» Stated goal: Looking at the listing, state how many of its lines contain the string "Burnie". Write only the number.

» Records for this exercise:
= = = = = = =
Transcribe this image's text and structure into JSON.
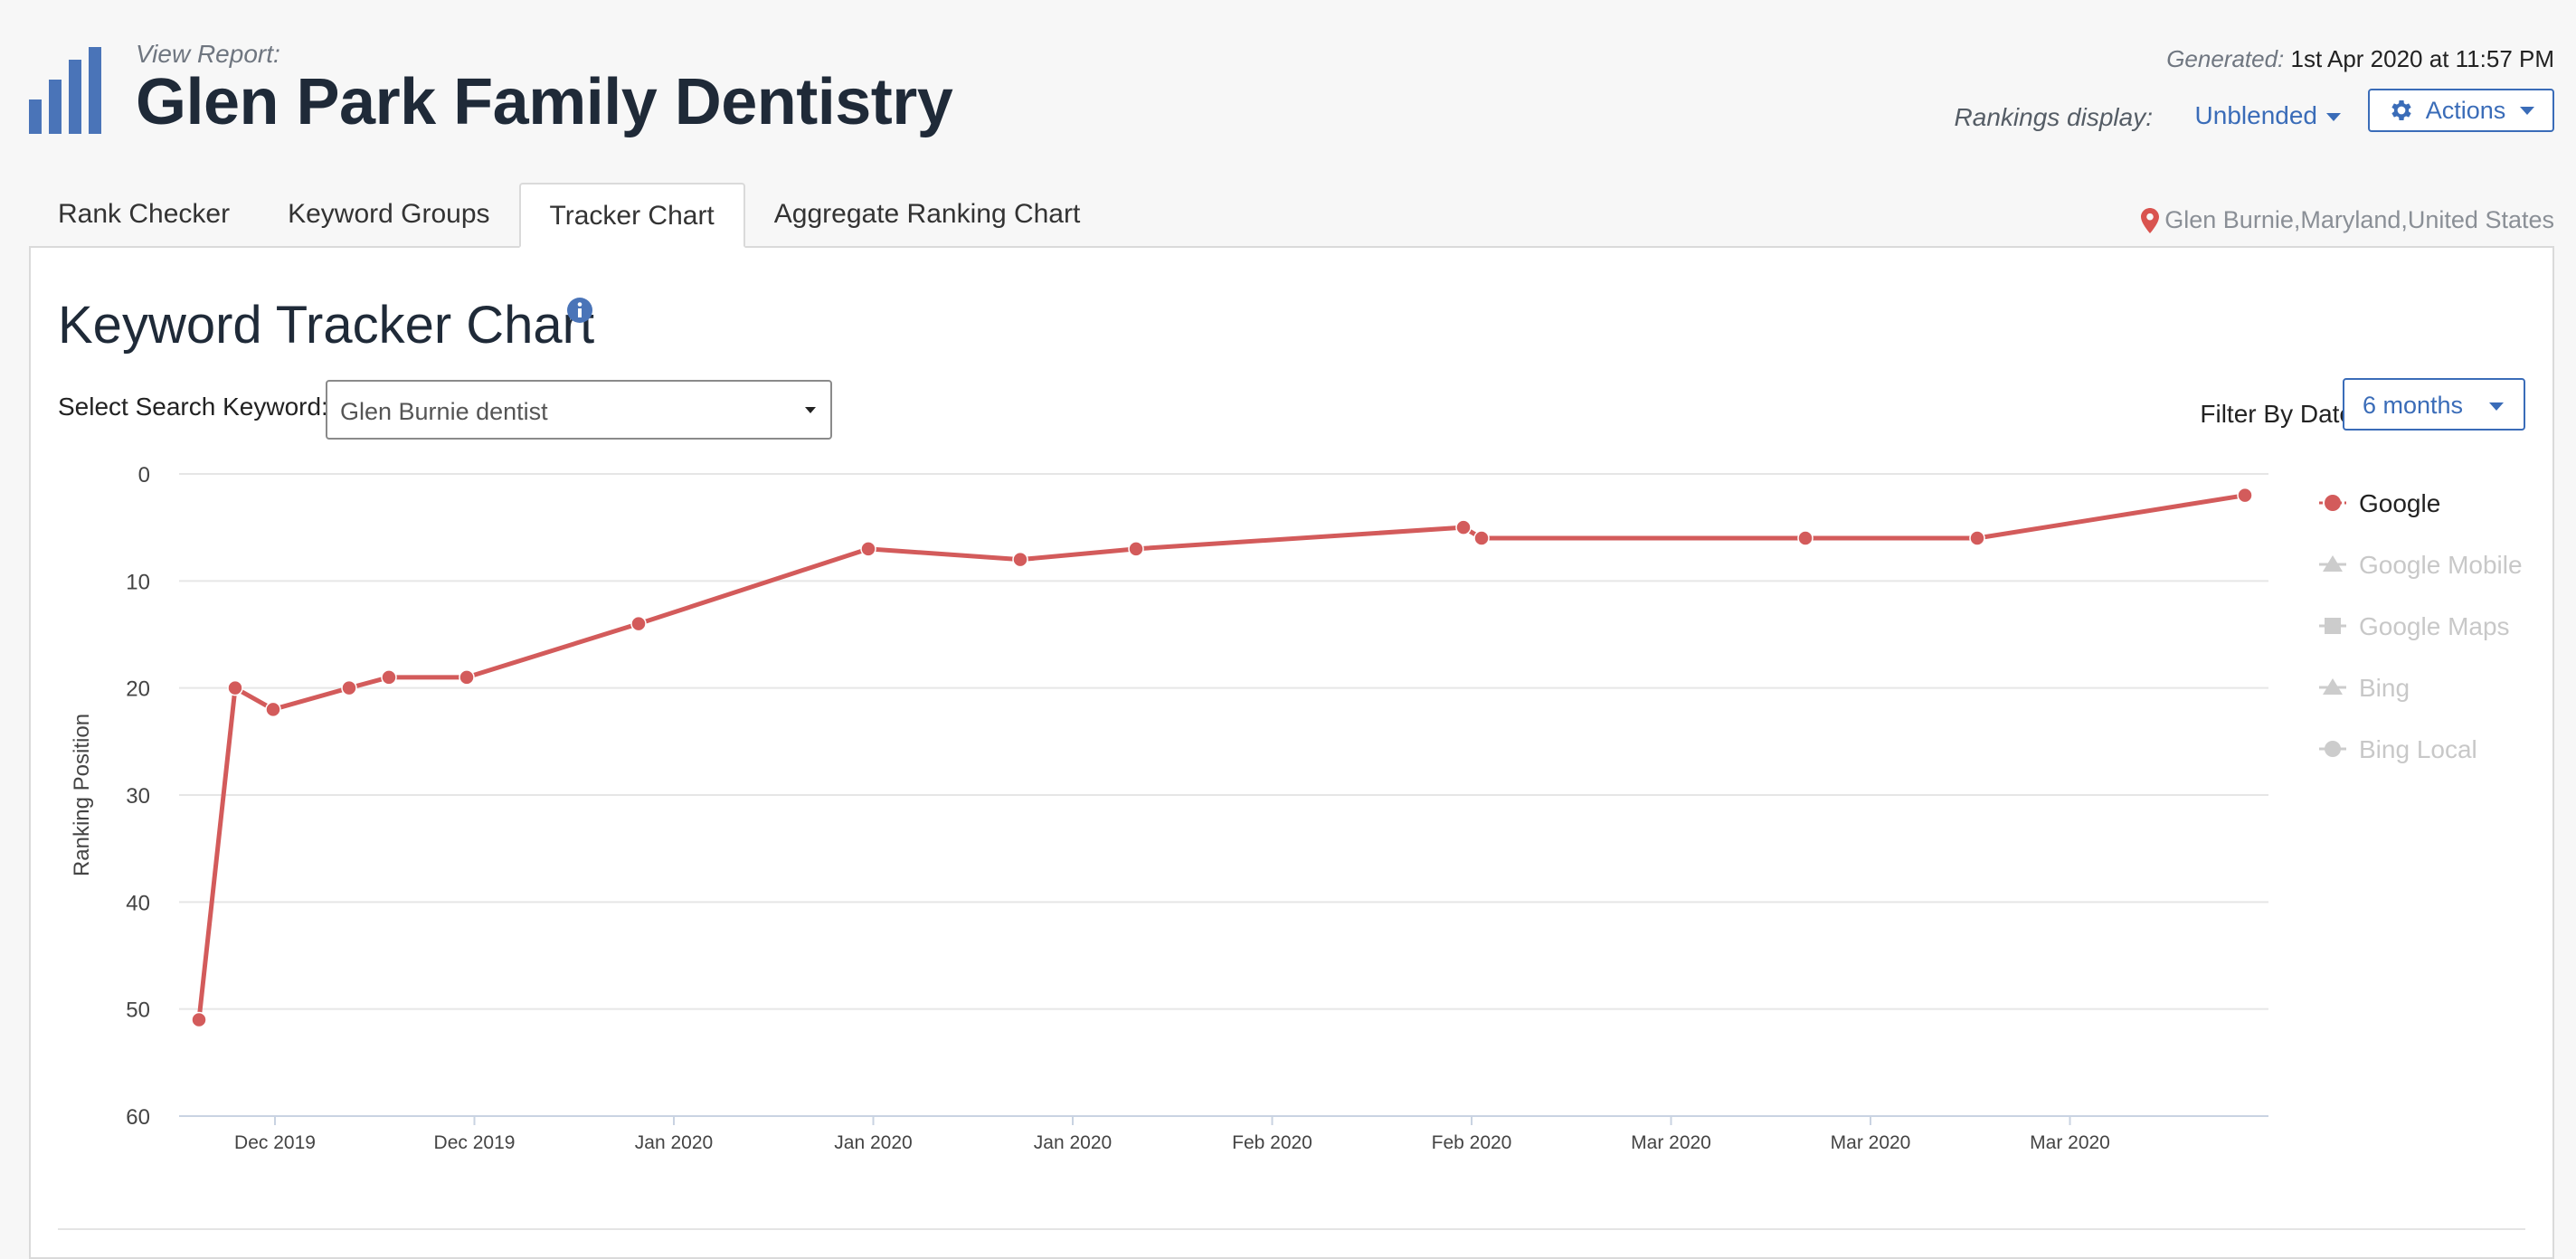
{
  "header": {
    "view_report_label": "View Report:",
    "title": "Glen Park Family Dentistry",
    "generated_label": "Generated:",
    "generated_value": "1st Apr 2020 at 11:57 PM",
    "rankings_display_label": "Rankings display:",
    "rankings_display_value": "Unblended",
    "actions_label": "Actions",
    "logo_icon": "bar-chart-logo",
    "brand_color": "#4a74b8"
  },
  "tabs": [
    {
      "label": "Rank Checker",
      "active": false
    },
    {
      "label": "Keyword Groups",
      "active": false
    },
    {
      "label": "Tracker Chart",
      "active": true
    },
    {
      "label": "Aggregate Ranking Chart",
      "active": false
    }
  ],
  "location": {
    "text": "Glen Burnie,Maryland,United States",
    "icon": "map-pin-icon",
    "icon_color": "#d9534f"
  },
  "panel": {
    "title": "Keyword Tracker Chart",
    "info_icon": "info-icon",
    "select_keyword_label": "Select Search Keyword:",
    "selected_keyword": "Glen Burnie dentist",
    "filter_label": "Filter By Date",
    "filter_value": "6 months"
  },
  "chart_data": {
    "type": "line",
    "title": "",
    "xlabel": "",
    "ylabel": "Ranking Position",
    "ylim": [
      0,
      60
    ],
    "y_inverted": true,
    "y_ticks": [
      0,
      10,
      20,
      30,
      40,
      50,
      60
    ],
    "x_tick_labels": [
      "Dec 2019",
      "Dec 2019",
      "Jan 2020",
      "Jan 2020",
      "Jan 2020",
      "Feb 2020",
      "Feb 2020",
      "Mar 2020",
      "Mar 2020",
      "Mar 2020"
    ],
    "grid": true,
    "legend_position": "right",
    "series": [
      {
        "name": "Google",
        "color": "#d35b5b",
        "active": true,
        "marker": "circle",
        "values": [
          51,
          20,
          22,
          20,
          19,
          19,
          14,
          7,
          8,
          7,
          5,
          6,
          6,
          6,
          2
        ]
      },
      {
        "name": "Google Mobile",
        "active": false,
        "marker": "triangle",
        "color": "#cccccc",
        "values": []
      },
      {
        "name": "Google Maps",
        "active": false,
        "marker": "square",
        "color": "#cccccc",
        "values": []
      },
      {
        "name": "Bing",
        "active": false,
        "marker": "triangle",
        "color": "#cccccc",
        "values": []
      },
      {
        "name": "Bing Local",
        "active": false,
        "marker": "circle",
        "color": "#cccccc",
        "values": []
      }
    ]
  }
}
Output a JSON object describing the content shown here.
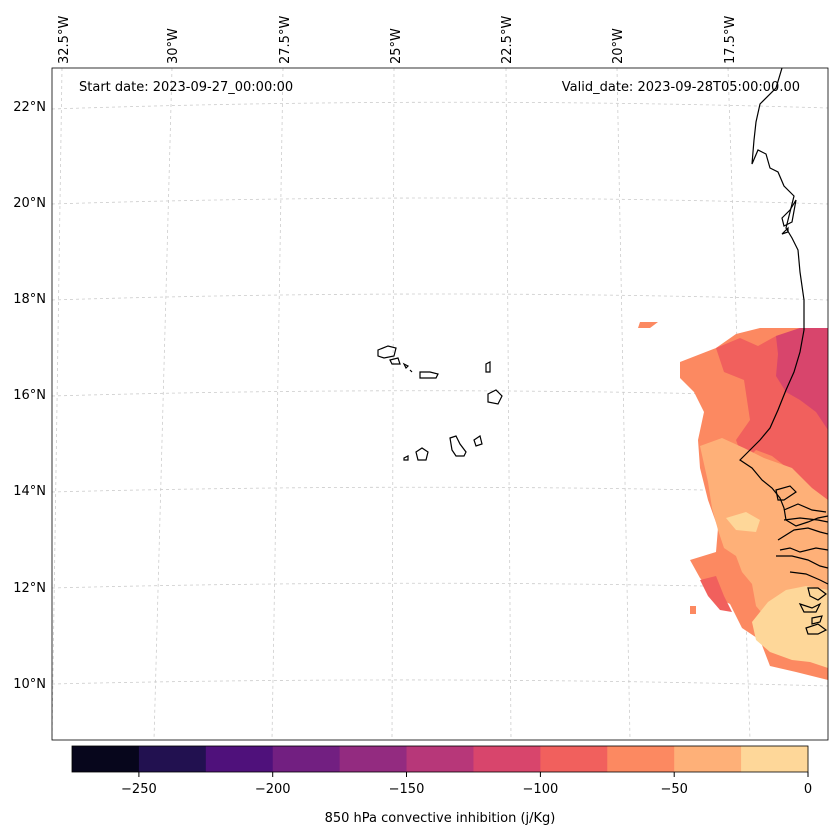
{
  "header": {
    "start_date": "Start date: 2023-09-27_00:00:00",
    "valid_date": "Valid_date: 2023-09-28T05:00:00.00"
  },
  "axes": {
    "longitude_labels": [
      "32.5°W",
      "30°W",
      "27.5°W",
      "25°W",
      "22.5°W",
      "20°W",
      "17.5°W"
    ],
    "latitude_labels": [
      "22°N",
      "20°N",
      "18°N",
      "16°N",
      "14°N",
      "12°N",
      "10°N"
    ],
    "gridlines": true
  },
  "colorbar": {
    "label": "850 hPa convective inhibition (j/Kg)",
    "ticks": [
      "−250",
      "−200",
      "−150",
      "−100",
      "−50",
      "0"
    ],
    "levels": [
      -275,
      -250,
      -225,
      -200,
      -175,
      -150,
      -125,
      -100,
      -75,
      -50,
      -25,
      0
    ],
    "colors": [
      "#07061c",
      "#221150",
      "#4f117b",
      "#721f81",
      "#932b80",
      "#b73779",
      "#d8456c",
      "#f1605d",
      "#fc8961",
      "#feb078",
      "#fed799"
    ],
    "colormap": "magma"
  }
}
= = = = = = =
» Final answer: 2